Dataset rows
# # #
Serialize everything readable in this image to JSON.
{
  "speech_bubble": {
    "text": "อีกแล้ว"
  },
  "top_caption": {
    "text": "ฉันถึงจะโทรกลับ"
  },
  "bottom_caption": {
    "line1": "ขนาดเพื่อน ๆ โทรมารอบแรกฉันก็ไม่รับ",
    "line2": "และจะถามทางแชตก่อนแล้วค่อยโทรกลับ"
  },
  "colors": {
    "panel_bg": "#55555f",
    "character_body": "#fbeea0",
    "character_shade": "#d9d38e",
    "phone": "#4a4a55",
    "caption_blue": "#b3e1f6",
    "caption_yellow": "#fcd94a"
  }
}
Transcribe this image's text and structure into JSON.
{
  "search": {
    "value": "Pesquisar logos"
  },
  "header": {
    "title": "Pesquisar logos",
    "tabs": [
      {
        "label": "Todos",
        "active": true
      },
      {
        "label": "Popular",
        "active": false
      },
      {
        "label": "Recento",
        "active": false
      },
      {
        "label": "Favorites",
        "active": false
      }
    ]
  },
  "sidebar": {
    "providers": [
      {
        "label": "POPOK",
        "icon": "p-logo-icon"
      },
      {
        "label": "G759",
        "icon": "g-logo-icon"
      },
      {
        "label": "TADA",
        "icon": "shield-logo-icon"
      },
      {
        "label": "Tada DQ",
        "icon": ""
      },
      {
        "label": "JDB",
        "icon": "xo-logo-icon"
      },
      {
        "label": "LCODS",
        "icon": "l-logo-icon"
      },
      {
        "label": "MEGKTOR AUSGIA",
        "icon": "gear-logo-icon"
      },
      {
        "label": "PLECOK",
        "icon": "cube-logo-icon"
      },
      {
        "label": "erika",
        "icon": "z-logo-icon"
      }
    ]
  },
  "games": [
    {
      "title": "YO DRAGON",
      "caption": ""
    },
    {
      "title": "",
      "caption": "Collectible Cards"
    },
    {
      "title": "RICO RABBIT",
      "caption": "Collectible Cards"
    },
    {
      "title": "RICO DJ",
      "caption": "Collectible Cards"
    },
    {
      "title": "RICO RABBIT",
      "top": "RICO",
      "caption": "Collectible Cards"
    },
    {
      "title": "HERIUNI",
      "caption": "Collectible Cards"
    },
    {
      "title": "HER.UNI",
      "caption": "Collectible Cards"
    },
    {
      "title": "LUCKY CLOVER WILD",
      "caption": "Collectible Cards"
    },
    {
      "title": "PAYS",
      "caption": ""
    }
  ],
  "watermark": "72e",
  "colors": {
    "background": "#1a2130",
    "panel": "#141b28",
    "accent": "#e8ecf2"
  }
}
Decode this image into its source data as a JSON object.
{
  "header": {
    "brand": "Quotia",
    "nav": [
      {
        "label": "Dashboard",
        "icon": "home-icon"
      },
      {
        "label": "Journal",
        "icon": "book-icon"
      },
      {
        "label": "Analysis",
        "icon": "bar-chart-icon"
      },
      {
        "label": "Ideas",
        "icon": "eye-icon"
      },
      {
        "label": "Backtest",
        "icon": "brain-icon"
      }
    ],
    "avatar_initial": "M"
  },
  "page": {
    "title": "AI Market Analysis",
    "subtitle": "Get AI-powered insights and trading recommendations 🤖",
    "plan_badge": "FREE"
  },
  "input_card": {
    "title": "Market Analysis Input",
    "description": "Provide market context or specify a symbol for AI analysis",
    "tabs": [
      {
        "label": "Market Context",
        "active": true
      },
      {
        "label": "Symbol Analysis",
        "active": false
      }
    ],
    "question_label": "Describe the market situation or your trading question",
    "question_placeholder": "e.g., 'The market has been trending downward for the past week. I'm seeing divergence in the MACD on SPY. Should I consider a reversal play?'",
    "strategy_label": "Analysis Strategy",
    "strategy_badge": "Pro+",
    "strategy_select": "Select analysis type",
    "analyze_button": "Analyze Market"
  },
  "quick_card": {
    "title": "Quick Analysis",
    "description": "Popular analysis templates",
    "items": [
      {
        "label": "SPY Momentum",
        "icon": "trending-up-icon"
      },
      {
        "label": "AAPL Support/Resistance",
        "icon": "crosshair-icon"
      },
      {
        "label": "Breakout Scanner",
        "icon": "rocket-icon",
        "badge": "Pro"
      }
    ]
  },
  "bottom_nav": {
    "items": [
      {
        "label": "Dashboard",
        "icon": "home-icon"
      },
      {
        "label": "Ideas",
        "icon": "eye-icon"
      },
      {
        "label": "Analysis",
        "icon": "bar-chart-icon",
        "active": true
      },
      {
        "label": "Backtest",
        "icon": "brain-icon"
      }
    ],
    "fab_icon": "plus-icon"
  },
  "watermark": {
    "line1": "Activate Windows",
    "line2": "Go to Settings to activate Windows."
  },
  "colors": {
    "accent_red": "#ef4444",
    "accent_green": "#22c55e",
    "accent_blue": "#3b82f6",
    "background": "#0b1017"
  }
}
# # #
> [What you have to do]: The entries above must be returned in full, exactly as shown.

> [Complete answer]:
Serialize everything readable in this image to JSON.
{
  "speech_bubble": {
    "text": "อีกแล้ว"
  },
  "top_caption": {
    "text": "ฉันถึงจะโทรกลับ"
  },
  "bottom_caption": {
    "line1": "ขนาดเพื่อน ๆ โทรมารอบแรกฉันก็ไม่รับ",
    "line2": "และจะถามทางแชตก่อนแล้วค่อยโทรกลับ"
  },
  "colors": {
    "panel_bg": "#55555f",
    "character_body": "#fbeea0",
    "character_shade": "#d9d38e",
    "phone": "#4a4a55",
    "caption_blue": "#b3e1f6",
    "caption_yellow": "#fcd94a"
  }
}
Transcribe this image's text and structure into JSON.
{
  "search": {
    "value": "Pesquisar logos"
  },
  "header": {
    "title": "Pesquisar logos",
    "tabs": [
      {
        "label": "Todos",
        "active": true
      },
      {
        "label": "Popular",
        "active": false
      },
      {
        "label": "Recento",
        "active": false
      },
      {
        "label": "Favorites",
        "active": false
      }
    ]
  },
  "sidebar": {
    "providers": [
      {
        "label": "POPOK",
        "icon": "p-logo-icon"
      },
      {
        "label": "G759",
        "icon": "g-logo-icon"
      },
      {
        "label": "TADA",
        "icon": "shield-logo-icon"
      },
      {
        "label": "Tada DQ",
        "icon": ""
      },
      {
        "label": "JDB",
        "icon": "xo-logo-icon"
      },
      {
        "label": "LCODS",
        "icon": "l-logo-icon"
      },
      {
        "label": "MEGKTOR AUSGIA",
        "icon": "gear-logo-icon"
      },
      {
        "label": "PLECOK",
        "icon": "cube-logo-icon"
      },
      {
        "label": "erika",
        "icon": "z-logo-icon"
      }
    ]
  },
  "games": [
    {
      "title": "YO DRAGON",
      "caption": ""
    },
    {
      "title": "",
      "caption": "Collectible Cards"
    },
    {
      "title": "RICO RABBIT",
      "caption": "Collectible Cards"
    },
    {
      "title": "RICO DJ",
      "caption": "Collectible Cards"
    },
    {
      "title": "RICO RABBIT",
      "top": "RICO",
      "caption": "Collectible Cards"
    },
    {
      "title": "HERIUNI",
      "caption": "Collectible Cards"
    },
    {
      "title": "HER.UNI",
      "caption": "Collectible Cards"
    },
    {
      "title": "LUCKY CLOVER WILD",
      "caption": "Collectible Cards"
    },
    {
      "title": "PAYS",
      "caption": ""
    }
  ],
  "watermark": "72e",
  "colors": {
    "background": "#1a2130",
    "panel": "#141b28",
    "accent": "#e8ecf2"
  }
}
Decode this image into its source data as a JSON object.
{
  "header": {
    "brand": "Quotia",
    "nav": [
      {
        "label": "Dashboard",
        "icon": "home-icon"
      },
      {
        "label": "Journal",
        "icon": "book-icon"
      },
      {
        "label": "Analysis",
        "icon": "bar-chart-icon"
      },
      {
        "label": "Ideas",
        "icon": "eye-icon"
      },
      {
        "label": "Backtest",
        "icon": "brain-icon"
      }
    ],
    "avatar_initial": "M"
  },
  "page": {
    "title": "AI Market Analysis",
    "subtitle": "Get AI-powered insights and trading recommendations 🤖",
    "plan_badge": "FREE"
  },
  "input_card": {
    "title": "Market Analysis Input",
    "description": "Provide market context or specify a symbol for AI analysis",
    "tabs": [
      {
        "label": "Market Context",
        "active": true
      },
      {
        "label": "Symbol Analysis",
        "active": false
      }
    ],
    "question_label": "Describe the market situation or your trading question",
    "question_placeholder": "e.g., 'The market has been trending downward for the past week. I'm seeing divergence in the MACD on SPY. Should I consider a reversal play?'",
    "strategy_label": "Analysis Strategy",
    "strategy_badge": "Pro+",
    "strategy_select": "Select analysis type",
    "analyze_button": "Analyze Market"
  },
  "quick_card": {
    "title": "Quick Analysis",
    "description": "Popular analysis templates",
    "items": [
      {
        "label": "SPY Momentum",
        "icon": "trending-up-icon"
      },
      {
        "label": "AAPL Support/Resistance",
        "icon": "crosshair-icon"
      },
      {
        "label": "Breakout Scanner",
        "icon": "rocket-icon",
        "badge": "Pro"
      }
    ]
  },
  "bottom_nav": {
    "items": [
      {
        "label": "Dashboard",
        "icon": "home-icon"
      },
      {
        "label": "Ideas",
        "icon": "eye-icon"
      },
      {
        "label": "Analysis",
        "icon": "bar-chart-icon",
        "active": true
      },
      {
        "label": "Backtest",
        "icon": "brain-icon"
      }
    ],
    "fab_icon": "plus-icon"
  },
  "watermark": {
    "line1": "Activate Windows",
    "line2": "Go to Settings to activate Windows."
  },
  "colors": {
    "accent_red": "#ef4444",
    "accent_green": "#22c55e",
    "accent_blue": "#3b82f6",
    "background": "#0b1017"
  }
}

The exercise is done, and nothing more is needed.